Write out the material exactly. Do not include the pictures.
....
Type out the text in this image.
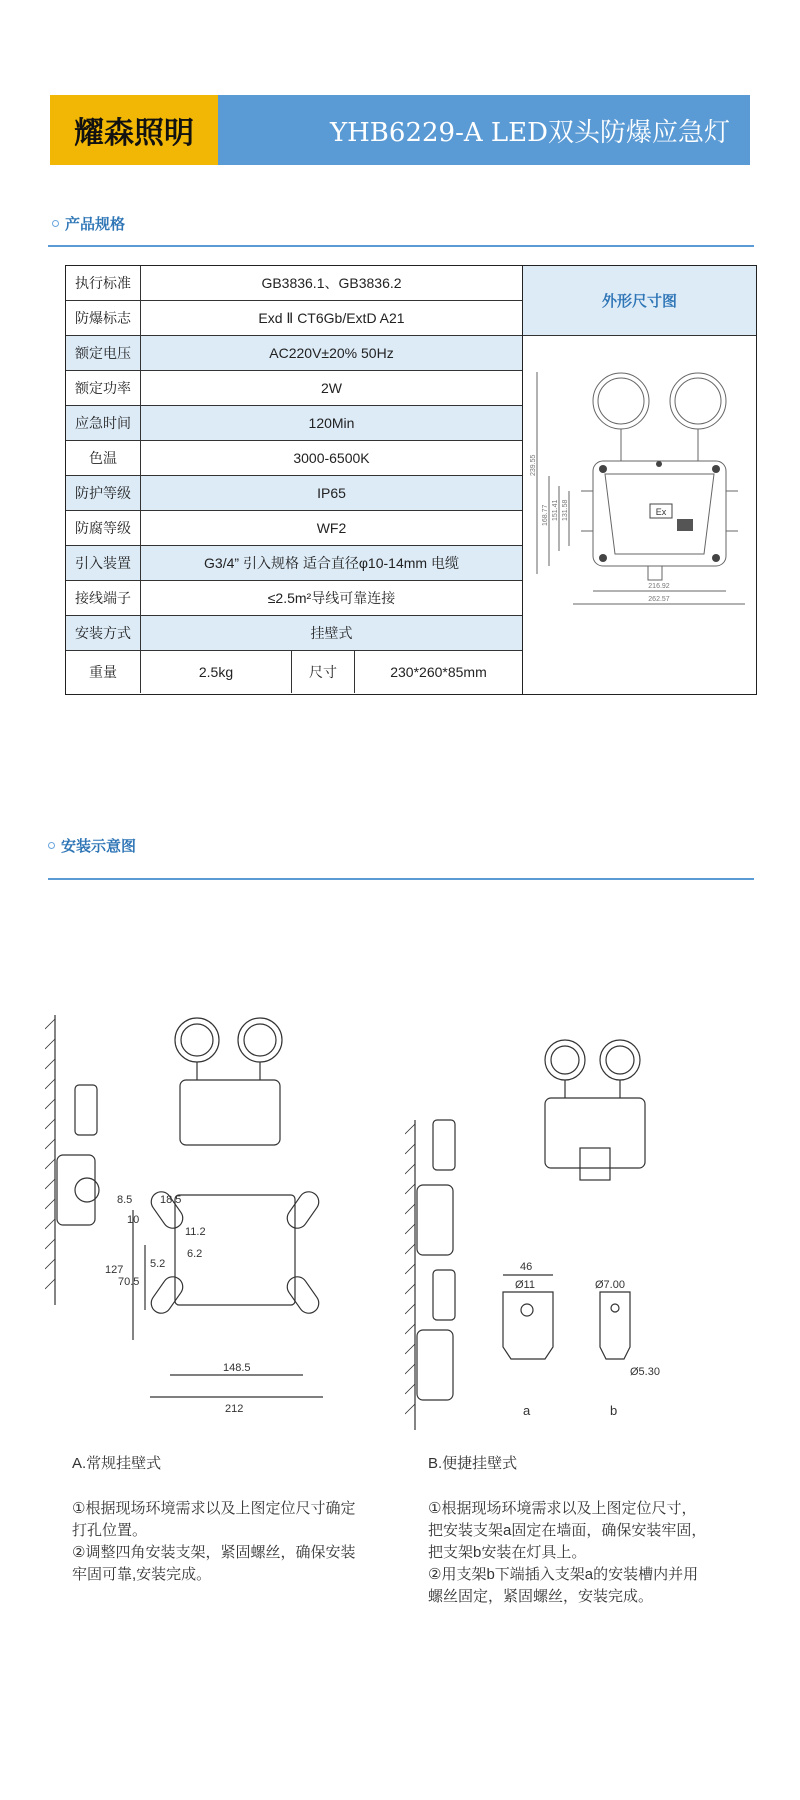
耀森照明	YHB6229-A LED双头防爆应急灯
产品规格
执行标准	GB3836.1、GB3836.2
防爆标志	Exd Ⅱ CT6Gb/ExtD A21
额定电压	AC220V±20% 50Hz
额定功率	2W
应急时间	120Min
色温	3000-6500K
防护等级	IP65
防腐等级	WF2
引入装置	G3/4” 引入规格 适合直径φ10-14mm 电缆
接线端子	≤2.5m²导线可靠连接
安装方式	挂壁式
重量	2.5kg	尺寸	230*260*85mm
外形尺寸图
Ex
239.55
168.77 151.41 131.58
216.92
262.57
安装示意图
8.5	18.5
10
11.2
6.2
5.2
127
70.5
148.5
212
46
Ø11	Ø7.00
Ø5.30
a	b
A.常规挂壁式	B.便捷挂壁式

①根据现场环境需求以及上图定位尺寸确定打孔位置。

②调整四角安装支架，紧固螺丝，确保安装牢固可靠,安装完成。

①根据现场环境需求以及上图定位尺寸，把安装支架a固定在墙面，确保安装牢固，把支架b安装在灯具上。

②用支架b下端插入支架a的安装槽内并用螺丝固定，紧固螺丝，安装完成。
....
Exercise answer
Type out the text in this image.
耀森照明	YHB6229-A LED双头防爆应急灯
产品规格
执行标准	GB3836.1、GB3836.2
防爆标志	Exd Ⅱ CT6Gb/ExtD A21
额定电压	AC220V±20% 50Hz
额定功率	2W
应急时间	120Min
色温	3000-6500K
防护等级	IP65
防腐等级	WF2
引入装置	G3/4” 引入规格 适合直径φ10-14mm 电缆
接线端子	≤2.5m²导线可靠连接
安装方式	挂壁式
重量	2.5kg	尺寸	230*260*85mm
外形尺寸图
Ex
239.55
168.77 151.41 131.58
216.92
262.57
安装示意图
8.5	18.5
10
11.2
6.2
5.2
127
70.5
148.5
212
46
Ø11	Ø7.00
Ø5.30
a	b
A.常规挂壁式	B.便捷挂壁式

①根据现场环境需求以及上图定位尺寸确定打孔位置。

②调整四角安装支架，紧固螺丝，确保安装牢固可靠,安装完成。

①根据现场环境需求以及上图定位尺寸，把安装支架a固定在墙面，确保安装牢固，把支架b安装在灯具上。

②用支架b下端插入支架a的安装槽内并用螺丝固定，紧固螺丝，安装完成。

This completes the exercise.